Exercise input:
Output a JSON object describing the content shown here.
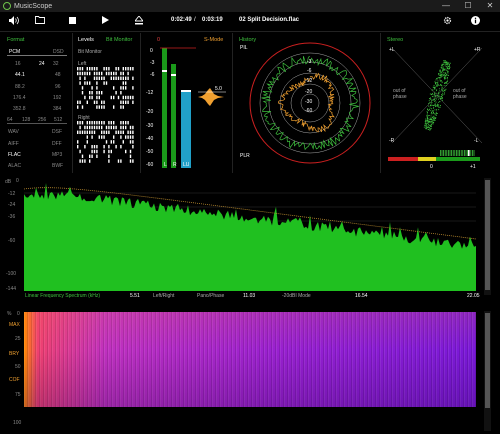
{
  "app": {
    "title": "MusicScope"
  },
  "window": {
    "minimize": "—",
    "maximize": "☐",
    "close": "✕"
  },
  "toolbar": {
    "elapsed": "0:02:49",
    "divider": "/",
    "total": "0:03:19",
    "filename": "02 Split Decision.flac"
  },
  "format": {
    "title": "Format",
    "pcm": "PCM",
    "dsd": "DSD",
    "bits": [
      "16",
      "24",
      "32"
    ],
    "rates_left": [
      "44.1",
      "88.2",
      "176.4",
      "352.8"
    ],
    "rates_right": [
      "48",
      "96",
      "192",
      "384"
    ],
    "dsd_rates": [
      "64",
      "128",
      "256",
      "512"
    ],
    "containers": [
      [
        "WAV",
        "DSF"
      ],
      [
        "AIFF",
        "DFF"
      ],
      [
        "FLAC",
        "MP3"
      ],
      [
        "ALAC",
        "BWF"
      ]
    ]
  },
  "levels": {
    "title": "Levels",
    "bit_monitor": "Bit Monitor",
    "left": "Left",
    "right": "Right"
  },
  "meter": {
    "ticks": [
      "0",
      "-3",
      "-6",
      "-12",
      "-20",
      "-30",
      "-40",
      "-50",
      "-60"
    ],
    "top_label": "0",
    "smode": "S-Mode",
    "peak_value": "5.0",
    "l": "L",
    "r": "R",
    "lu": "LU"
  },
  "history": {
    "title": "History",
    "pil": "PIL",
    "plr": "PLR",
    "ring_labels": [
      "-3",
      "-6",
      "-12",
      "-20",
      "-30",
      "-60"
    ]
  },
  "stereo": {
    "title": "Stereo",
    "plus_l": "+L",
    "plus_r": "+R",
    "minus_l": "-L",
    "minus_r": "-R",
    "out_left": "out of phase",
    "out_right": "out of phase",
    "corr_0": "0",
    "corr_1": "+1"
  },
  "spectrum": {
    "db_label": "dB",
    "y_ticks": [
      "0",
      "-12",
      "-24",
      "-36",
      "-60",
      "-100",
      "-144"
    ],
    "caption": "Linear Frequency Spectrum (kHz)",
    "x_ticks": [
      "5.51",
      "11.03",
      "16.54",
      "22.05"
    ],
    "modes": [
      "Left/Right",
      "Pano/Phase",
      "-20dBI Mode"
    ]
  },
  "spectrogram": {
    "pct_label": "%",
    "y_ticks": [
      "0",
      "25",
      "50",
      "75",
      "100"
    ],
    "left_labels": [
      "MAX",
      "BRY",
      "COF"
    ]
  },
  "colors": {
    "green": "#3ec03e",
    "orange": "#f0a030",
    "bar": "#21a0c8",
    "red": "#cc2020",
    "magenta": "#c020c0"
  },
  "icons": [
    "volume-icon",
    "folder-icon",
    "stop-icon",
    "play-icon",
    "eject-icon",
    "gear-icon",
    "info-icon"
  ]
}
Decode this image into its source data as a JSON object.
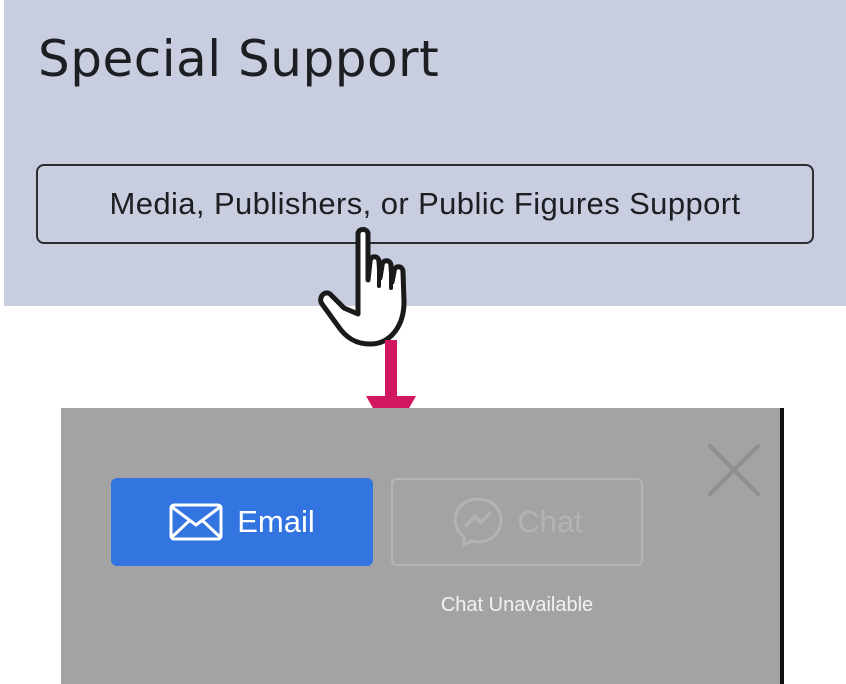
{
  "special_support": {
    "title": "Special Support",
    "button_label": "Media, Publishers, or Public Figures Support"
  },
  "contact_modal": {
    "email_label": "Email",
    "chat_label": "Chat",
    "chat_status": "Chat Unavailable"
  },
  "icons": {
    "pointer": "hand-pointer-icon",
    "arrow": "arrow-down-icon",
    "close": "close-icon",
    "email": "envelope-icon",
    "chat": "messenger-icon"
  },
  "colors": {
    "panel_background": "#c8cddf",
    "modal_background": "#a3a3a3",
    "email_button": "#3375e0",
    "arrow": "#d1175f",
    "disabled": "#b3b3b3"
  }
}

To do:
Say only how many lines in the records carry the word "object".

Written response:
2